- _Written instruction_: Look for the string "title" and copy every line that has it.

- _Source data_:
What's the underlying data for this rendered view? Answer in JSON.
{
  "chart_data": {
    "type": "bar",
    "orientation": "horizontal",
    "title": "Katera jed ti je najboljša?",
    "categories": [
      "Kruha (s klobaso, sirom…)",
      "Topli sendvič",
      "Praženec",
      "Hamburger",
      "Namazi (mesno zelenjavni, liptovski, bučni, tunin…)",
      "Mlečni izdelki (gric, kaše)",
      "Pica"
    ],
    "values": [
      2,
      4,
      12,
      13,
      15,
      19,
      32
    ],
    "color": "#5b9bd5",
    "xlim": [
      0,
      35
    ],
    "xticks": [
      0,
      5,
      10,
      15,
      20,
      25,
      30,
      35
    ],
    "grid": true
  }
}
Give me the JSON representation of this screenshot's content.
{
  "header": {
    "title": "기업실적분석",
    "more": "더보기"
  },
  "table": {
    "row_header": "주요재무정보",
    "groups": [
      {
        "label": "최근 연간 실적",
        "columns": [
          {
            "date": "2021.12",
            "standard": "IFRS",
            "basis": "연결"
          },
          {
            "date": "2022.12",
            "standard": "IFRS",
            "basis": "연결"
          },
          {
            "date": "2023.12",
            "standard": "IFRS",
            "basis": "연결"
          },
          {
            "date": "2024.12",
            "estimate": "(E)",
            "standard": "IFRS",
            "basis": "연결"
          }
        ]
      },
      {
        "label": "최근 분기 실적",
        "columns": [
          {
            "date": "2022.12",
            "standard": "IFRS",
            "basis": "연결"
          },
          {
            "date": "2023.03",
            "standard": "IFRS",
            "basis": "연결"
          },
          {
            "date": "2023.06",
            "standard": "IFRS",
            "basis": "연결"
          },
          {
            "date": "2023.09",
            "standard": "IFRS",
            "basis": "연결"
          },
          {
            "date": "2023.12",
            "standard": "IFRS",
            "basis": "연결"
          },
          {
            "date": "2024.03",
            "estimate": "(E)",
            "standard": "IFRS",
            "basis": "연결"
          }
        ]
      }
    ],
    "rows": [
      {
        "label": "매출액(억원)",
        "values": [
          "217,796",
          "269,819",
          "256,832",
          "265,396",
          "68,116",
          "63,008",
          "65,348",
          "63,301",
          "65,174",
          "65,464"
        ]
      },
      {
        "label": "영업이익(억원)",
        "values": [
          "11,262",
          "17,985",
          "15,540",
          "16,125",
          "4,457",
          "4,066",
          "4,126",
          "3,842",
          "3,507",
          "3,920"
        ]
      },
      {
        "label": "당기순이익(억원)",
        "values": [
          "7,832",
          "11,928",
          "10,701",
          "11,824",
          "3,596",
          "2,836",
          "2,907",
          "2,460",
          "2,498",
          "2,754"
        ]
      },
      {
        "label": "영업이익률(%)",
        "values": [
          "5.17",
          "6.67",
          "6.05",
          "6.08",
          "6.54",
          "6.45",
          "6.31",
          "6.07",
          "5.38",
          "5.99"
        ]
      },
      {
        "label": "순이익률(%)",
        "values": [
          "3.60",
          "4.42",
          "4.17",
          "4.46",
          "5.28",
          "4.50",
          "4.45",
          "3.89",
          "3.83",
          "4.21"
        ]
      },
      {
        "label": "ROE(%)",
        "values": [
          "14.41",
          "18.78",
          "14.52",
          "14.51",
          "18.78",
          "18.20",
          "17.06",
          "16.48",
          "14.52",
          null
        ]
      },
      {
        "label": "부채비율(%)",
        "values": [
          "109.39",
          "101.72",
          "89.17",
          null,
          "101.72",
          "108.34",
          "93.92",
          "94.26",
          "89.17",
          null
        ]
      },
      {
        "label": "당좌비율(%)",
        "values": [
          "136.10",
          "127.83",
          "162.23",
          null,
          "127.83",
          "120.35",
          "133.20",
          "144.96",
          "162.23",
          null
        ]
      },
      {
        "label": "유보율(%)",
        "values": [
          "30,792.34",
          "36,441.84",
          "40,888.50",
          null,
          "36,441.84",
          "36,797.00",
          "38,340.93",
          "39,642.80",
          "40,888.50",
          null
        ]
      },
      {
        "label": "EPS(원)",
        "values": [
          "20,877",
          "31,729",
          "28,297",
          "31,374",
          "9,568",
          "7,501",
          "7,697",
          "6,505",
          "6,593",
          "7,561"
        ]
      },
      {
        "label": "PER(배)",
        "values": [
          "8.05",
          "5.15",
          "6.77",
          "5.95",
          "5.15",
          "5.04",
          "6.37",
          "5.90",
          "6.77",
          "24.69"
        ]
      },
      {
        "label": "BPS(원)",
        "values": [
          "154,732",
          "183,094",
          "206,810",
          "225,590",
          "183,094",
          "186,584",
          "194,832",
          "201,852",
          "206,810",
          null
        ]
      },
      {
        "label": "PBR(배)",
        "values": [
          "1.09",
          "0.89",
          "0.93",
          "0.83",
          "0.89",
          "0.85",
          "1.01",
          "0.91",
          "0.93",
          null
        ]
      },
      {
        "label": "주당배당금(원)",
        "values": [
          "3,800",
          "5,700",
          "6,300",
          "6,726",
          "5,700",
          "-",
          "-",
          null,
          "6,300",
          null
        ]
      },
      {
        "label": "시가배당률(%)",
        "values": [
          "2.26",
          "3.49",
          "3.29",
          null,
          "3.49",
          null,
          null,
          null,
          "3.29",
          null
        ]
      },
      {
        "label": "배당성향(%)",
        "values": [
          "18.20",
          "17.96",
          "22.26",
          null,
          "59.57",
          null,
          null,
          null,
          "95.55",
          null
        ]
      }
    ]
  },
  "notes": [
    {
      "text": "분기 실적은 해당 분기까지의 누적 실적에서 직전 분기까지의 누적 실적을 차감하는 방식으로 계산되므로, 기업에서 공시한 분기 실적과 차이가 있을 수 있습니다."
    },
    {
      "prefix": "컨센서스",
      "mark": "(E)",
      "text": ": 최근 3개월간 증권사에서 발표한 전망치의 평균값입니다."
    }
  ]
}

- _Solved exercise_:
    "title": "Katera jed ti je najboljša?",
    "title": "기업실적분석",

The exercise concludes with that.